[Extracted data entries]
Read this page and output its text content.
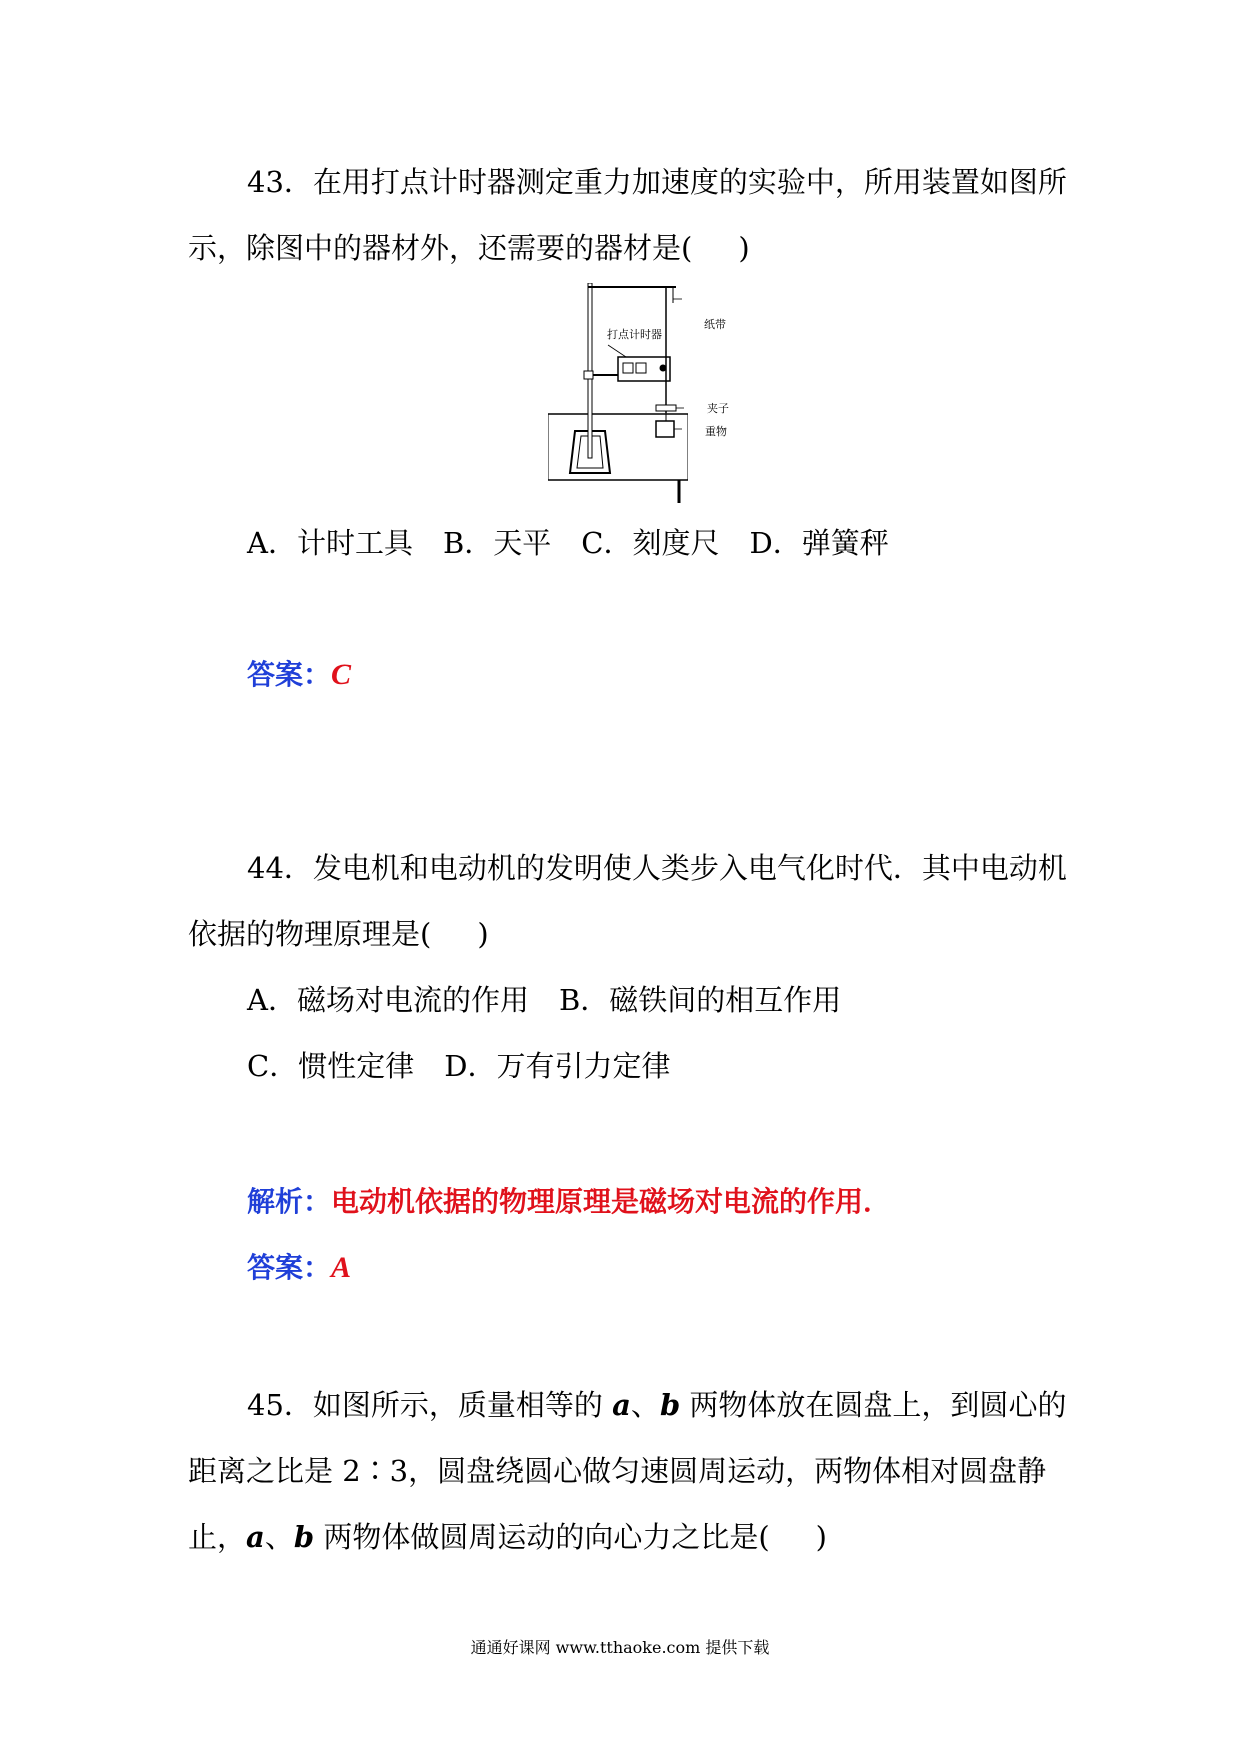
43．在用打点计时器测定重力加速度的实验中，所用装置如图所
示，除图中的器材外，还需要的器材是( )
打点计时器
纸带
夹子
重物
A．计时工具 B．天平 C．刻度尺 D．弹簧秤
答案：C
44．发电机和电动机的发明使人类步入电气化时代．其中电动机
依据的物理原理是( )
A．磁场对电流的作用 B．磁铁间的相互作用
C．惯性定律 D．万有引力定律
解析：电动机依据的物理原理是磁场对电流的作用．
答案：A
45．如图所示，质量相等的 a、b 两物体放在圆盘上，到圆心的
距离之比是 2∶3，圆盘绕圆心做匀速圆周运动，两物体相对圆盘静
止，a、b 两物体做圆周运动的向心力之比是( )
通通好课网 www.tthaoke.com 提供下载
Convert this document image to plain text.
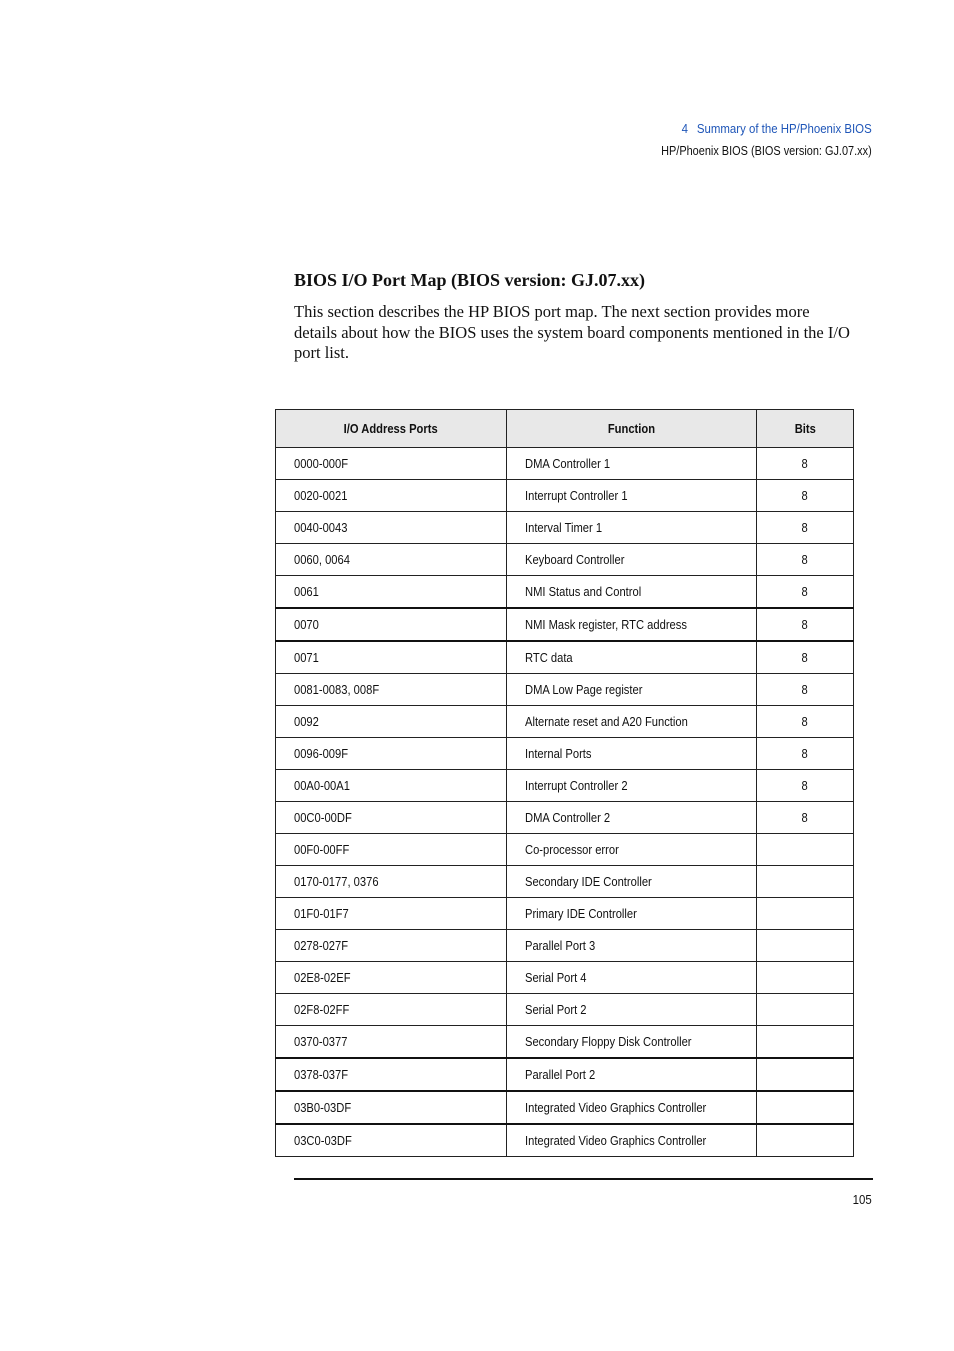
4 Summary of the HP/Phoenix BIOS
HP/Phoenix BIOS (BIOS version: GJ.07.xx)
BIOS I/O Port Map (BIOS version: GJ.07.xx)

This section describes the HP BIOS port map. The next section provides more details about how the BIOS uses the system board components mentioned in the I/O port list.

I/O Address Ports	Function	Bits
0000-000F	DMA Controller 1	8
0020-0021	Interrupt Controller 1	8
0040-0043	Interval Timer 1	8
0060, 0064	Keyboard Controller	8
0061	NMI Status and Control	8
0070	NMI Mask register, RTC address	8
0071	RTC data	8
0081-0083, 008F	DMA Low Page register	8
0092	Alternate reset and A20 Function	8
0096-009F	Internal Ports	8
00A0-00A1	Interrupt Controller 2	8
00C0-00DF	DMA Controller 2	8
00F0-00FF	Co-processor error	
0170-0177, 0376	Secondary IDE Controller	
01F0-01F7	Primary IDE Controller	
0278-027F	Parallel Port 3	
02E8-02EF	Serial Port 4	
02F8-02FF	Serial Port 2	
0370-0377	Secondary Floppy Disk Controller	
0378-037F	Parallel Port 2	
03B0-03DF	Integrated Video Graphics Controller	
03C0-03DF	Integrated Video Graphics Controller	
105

* * *

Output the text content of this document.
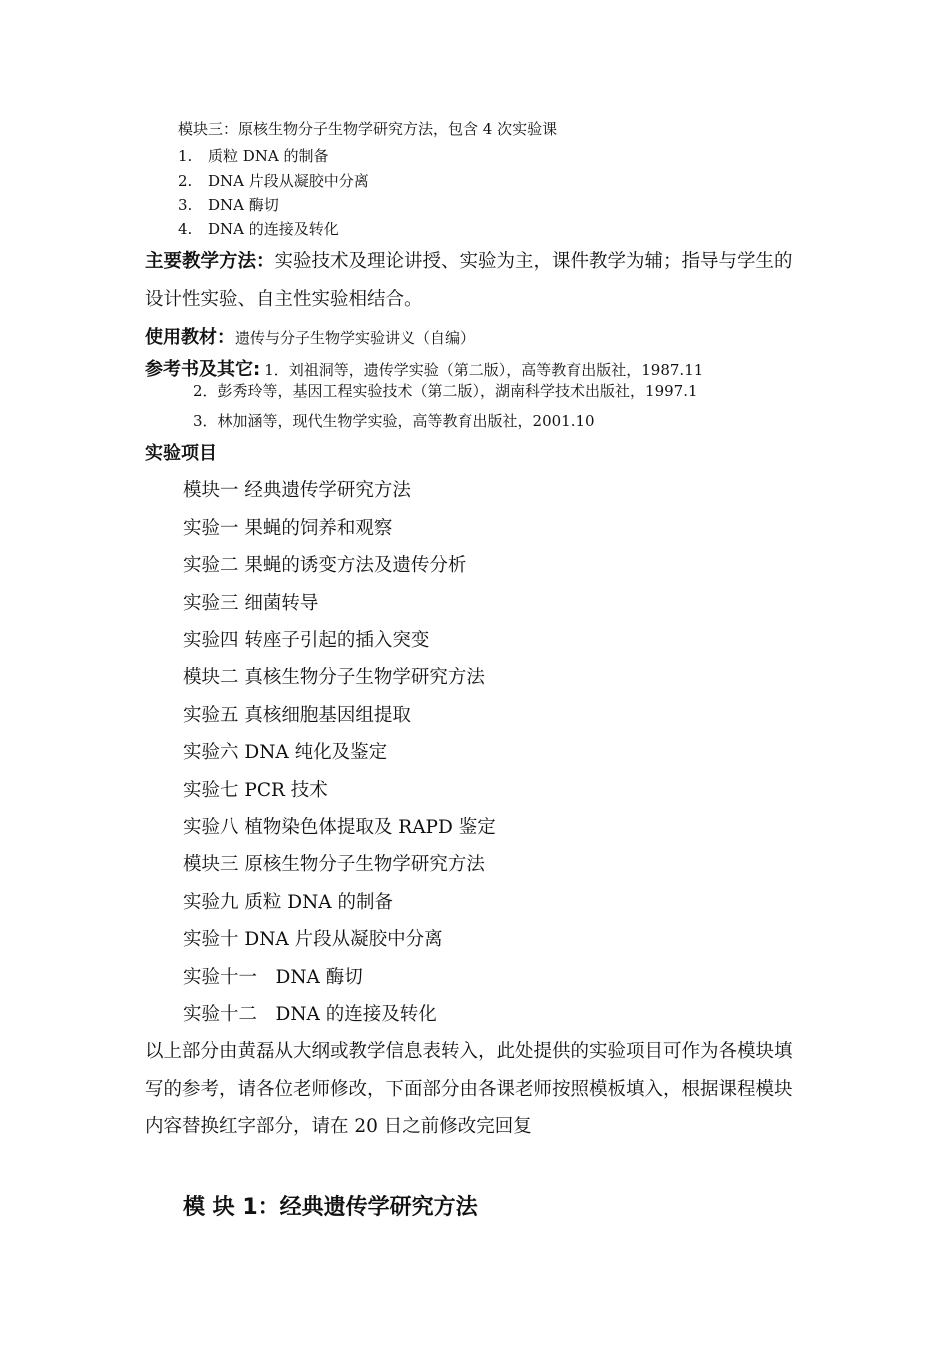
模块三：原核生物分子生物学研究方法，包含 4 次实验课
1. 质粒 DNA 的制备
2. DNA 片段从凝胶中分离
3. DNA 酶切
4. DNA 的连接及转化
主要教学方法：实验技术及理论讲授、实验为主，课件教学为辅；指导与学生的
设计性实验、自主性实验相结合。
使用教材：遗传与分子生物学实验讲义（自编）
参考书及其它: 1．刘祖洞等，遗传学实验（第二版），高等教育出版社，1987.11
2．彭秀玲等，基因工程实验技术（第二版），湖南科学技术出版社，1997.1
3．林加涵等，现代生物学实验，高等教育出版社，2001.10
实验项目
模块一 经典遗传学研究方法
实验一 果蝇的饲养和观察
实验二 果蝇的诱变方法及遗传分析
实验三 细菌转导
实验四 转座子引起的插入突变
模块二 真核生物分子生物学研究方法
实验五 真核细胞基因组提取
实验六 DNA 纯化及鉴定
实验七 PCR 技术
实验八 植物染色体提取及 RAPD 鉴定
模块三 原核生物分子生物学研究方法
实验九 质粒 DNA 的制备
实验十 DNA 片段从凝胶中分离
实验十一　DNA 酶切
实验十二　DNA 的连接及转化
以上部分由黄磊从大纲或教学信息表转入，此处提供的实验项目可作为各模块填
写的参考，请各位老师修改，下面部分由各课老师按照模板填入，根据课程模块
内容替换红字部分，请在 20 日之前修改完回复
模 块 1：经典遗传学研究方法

YOUR GOAL -
Search the listing for the word "text" and return each line that holds it.

RESPONSE -
Read this page and output its text content.
Convert this document image to plain text.
Output the text content of this document.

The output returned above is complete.